What the task asks ->
Track down the lines that contain "года" and copy them.

[Stored dataset items]
— begin —

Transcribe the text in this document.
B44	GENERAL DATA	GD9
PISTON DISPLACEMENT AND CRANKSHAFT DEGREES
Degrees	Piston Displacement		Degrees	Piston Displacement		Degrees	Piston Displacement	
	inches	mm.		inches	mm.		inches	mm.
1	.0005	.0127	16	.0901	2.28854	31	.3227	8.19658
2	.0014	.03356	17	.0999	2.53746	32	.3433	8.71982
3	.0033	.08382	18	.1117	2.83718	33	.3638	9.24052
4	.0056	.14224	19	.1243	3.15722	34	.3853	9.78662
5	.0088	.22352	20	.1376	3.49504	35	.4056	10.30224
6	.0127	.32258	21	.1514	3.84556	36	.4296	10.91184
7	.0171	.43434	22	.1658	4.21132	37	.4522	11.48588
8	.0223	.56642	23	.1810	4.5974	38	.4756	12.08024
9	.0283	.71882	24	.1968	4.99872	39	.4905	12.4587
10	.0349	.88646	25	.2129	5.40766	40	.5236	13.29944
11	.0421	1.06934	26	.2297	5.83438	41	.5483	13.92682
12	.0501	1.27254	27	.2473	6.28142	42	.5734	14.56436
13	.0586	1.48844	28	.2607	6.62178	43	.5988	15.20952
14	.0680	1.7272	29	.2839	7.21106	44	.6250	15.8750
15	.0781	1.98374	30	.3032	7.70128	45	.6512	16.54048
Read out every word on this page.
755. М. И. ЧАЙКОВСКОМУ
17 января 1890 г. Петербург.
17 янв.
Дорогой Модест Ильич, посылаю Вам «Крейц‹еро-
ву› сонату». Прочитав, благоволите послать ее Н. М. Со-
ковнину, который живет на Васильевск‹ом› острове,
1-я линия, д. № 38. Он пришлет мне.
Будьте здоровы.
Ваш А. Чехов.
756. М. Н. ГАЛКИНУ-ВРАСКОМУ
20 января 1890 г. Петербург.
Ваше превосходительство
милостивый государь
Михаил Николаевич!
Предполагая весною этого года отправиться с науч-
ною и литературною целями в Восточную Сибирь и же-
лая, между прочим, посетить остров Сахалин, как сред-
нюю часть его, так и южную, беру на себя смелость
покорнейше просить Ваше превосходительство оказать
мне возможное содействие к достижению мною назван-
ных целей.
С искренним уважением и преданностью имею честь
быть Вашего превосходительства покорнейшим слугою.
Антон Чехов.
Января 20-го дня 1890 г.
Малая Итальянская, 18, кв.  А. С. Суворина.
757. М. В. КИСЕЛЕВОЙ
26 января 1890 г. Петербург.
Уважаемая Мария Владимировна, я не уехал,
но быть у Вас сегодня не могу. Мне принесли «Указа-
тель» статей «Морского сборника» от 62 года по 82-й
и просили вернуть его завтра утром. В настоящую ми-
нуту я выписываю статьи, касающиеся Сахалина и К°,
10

— end —

Output below ->
Предполагая весною этого года отправиться с науч-
тель» статей «Морского сборника» от 62 года по 82-й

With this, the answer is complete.